[start]

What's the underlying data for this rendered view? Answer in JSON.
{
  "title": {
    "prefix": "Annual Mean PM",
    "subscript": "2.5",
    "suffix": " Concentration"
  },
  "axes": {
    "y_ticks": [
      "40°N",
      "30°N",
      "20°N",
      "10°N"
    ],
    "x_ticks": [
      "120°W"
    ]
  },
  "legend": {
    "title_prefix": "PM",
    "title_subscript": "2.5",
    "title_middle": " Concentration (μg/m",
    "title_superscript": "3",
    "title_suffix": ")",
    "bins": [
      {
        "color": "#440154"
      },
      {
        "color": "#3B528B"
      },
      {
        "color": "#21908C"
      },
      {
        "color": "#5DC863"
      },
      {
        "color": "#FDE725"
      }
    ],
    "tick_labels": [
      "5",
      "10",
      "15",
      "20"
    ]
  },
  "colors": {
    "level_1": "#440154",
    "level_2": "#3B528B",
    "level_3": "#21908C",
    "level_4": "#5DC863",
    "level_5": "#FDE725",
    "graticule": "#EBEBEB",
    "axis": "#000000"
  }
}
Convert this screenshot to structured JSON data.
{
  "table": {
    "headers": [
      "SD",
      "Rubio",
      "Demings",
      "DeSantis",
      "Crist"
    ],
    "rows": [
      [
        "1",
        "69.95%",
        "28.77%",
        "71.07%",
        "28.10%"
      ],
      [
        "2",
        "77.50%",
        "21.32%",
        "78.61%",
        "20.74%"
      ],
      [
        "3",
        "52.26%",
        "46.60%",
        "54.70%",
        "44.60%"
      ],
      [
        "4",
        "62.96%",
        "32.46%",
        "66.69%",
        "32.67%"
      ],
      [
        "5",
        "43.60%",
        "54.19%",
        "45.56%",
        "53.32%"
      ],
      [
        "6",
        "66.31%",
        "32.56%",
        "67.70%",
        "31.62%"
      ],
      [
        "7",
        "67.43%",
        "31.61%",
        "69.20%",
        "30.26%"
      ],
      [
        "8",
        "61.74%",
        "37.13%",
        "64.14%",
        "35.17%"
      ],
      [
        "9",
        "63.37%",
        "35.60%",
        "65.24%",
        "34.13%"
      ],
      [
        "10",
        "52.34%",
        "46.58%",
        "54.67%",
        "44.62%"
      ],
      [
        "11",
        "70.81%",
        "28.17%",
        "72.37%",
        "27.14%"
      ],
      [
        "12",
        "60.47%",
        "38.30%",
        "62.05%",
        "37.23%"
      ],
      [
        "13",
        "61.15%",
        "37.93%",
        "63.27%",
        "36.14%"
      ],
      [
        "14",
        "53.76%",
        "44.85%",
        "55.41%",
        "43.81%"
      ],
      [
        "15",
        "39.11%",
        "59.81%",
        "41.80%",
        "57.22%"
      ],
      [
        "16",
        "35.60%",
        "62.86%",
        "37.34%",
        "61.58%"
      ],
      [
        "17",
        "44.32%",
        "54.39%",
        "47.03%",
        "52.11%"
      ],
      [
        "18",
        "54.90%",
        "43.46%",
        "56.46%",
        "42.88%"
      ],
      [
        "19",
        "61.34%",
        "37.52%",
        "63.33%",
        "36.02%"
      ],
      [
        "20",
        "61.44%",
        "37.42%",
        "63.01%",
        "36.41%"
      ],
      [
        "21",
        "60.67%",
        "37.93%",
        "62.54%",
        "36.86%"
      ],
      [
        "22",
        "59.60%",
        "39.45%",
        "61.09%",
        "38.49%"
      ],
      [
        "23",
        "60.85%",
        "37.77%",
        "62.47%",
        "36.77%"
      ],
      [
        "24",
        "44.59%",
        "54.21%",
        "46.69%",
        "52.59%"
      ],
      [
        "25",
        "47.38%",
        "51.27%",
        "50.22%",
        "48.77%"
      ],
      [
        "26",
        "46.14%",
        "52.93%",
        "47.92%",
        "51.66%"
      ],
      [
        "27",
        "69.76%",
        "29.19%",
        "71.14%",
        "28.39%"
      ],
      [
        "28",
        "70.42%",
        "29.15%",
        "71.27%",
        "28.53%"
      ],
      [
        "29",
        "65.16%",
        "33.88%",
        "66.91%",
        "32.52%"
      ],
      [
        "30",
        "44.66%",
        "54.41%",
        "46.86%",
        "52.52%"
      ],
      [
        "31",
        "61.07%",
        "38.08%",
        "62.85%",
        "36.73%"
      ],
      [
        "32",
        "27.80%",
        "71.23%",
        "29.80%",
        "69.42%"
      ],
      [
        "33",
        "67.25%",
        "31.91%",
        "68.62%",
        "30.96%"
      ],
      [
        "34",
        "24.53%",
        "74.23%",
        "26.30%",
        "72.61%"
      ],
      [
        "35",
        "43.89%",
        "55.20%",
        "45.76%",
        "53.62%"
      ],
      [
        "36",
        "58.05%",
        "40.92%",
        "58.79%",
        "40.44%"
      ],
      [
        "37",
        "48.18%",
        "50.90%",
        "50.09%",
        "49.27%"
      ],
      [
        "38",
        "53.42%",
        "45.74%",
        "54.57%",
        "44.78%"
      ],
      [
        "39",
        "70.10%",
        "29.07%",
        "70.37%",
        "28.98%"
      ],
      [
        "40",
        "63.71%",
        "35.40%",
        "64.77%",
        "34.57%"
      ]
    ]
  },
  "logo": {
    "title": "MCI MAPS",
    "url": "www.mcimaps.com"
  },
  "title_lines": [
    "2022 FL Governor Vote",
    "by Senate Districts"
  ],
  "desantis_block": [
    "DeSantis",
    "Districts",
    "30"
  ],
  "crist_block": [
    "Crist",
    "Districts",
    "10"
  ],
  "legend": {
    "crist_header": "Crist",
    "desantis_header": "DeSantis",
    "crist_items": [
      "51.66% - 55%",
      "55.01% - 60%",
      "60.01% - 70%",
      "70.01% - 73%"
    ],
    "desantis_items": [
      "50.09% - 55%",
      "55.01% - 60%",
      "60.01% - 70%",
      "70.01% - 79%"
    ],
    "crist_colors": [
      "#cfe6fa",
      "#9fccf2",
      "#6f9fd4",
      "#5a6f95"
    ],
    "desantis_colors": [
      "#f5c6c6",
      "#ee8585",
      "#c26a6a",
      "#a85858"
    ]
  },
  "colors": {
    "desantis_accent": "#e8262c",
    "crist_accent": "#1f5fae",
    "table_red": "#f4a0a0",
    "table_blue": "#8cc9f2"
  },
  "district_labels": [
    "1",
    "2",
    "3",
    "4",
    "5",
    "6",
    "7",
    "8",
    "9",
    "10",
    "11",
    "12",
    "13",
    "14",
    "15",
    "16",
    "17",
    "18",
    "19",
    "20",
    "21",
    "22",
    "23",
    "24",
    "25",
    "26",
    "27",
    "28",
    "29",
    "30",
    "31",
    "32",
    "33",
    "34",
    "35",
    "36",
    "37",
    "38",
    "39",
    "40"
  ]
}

[end]

> **Problem description**
Gather every line from the listing above in which the word "Concentration" appears.

> **Response to the task**
    "suffix": " Concentration"
    "title_middle": " Concentration (μg/m",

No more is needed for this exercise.